▸ WHAT THIS TASK INVOLVES
Every line below that contains "colt" is to be copied.

▸ DATA FOR THE TASK
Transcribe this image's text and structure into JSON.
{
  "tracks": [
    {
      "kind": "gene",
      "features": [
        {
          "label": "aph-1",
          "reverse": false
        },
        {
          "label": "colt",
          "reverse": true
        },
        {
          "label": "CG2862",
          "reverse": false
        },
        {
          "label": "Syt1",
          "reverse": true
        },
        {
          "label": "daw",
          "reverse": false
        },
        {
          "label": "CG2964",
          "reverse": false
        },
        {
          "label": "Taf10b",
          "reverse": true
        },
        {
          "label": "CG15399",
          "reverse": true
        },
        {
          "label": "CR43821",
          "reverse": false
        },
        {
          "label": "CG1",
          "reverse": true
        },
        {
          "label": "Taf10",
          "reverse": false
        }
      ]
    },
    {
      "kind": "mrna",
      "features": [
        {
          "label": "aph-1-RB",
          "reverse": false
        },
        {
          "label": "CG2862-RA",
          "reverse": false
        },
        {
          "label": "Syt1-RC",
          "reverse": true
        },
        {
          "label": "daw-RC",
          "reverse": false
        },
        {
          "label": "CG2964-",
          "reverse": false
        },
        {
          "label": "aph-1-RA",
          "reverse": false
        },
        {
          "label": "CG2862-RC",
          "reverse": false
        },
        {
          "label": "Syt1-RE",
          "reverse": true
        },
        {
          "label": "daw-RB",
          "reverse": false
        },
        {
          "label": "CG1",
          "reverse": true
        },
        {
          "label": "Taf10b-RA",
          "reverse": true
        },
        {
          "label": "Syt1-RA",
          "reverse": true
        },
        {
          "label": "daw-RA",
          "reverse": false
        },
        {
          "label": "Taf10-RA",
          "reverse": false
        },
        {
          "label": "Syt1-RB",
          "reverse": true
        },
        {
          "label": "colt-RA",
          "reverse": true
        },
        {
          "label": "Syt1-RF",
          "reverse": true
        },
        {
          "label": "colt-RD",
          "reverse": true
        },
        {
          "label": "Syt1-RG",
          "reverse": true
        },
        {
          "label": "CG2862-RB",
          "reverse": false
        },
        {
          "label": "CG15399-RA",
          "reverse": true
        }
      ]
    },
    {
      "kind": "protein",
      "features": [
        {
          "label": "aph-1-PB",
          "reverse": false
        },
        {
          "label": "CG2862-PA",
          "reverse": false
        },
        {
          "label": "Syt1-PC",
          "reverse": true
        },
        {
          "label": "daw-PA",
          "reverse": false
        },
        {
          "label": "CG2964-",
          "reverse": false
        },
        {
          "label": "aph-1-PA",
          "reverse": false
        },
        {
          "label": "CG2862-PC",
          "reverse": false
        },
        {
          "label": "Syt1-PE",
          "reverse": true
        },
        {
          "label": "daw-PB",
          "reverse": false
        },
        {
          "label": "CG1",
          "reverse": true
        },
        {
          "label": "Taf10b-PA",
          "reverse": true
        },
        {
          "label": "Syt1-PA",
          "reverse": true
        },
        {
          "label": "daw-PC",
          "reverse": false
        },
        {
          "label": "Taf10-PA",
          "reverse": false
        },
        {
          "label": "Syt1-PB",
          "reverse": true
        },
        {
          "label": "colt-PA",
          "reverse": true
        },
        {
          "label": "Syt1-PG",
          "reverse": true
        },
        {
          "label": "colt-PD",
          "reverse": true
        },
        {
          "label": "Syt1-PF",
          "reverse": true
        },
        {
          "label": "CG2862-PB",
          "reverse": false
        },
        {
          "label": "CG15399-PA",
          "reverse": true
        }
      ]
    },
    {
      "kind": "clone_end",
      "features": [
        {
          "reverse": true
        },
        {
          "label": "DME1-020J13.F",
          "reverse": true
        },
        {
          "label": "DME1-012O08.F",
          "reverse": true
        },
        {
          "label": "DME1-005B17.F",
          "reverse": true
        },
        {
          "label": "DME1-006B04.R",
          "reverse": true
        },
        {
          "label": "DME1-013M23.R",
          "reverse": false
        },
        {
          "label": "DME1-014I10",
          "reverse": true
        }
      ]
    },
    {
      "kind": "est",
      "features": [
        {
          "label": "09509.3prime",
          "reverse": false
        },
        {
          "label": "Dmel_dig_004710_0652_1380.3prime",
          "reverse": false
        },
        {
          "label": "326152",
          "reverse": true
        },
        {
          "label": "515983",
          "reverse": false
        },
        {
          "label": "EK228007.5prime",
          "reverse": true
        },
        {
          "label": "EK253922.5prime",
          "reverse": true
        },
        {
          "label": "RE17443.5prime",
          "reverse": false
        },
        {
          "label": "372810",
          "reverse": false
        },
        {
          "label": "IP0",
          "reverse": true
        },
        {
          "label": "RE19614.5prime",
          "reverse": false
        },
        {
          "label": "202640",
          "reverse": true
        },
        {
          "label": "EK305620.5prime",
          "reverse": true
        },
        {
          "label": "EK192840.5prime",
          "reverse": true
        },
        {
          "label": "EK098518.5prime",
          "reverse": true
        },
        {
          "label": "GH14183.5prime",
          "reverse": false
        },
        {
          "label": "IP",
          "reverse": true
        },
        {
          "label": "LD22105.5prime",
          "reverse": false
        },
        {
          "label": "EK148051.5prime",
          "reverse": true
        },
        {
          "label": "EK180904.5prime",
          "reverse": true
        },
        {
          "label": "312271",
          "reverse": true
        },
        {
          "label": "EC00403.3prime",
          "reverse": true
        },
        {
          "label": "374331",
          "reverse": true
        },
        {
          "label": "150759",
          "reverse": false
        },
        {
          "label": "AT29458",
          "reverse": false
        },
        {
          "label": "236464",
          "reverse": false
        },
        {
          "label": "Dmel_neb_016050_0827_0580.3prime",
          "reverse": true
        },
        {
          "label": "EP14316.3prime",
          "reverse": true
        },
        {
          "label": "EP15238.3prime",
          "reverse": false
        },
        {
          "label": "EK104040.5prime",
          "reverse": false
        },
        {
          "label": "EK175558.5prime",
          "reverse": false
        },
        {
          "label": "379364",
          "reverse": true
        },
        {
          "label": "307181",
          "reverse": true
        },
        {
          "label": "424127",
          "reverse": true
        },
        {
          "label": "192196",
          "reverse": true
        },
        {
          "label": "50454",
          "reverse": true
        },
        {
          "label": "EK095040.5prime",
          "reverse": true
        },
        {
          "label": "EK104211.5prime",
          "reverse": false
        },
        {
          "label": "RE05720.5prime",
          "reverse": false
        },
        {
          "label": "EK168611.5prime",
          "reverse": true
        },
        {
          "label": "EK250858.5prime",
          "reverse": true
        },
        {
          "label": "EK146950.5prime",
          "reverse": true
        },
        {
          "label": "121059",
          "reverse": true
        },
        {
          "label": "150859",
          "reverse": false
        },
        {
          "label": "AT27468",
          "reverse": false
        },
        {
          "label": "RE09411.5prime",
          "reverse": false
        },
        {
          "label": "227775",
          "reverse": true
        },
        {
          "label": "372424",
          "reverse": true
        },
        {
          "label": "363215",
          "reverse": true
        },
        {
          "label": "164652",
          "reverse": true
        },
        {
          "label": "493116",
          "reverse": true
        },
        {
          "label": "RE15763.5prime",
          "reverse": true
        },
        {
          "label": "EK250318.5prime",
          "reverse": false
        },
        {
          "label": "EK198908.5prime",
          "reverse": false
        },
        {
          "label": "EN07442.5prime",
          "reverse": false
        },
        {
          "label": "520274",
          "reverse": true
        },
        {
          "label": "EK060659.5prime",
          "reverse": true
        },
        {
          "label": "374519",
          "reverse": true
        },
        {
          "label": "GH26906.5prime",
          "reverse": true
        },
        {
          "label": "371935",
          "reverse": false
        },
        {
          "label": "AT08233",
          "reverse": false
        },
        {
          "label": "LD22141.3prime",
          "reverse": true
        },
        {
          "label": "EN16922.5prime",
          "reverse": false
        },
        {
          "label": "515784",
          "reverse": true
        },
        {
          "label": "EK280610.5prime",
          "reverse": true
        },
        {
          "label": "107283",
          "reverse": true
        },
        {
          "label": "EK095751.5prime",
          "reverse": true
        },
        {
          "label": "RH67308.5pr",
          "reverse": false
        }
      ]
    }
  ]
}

▸ RESULT OF THE EXERCISE
          "label": "colt",
          "label": "colt-RA",
          "label": "colt-RD",
          "label": "colt-PA",
          "label": "colt-PD",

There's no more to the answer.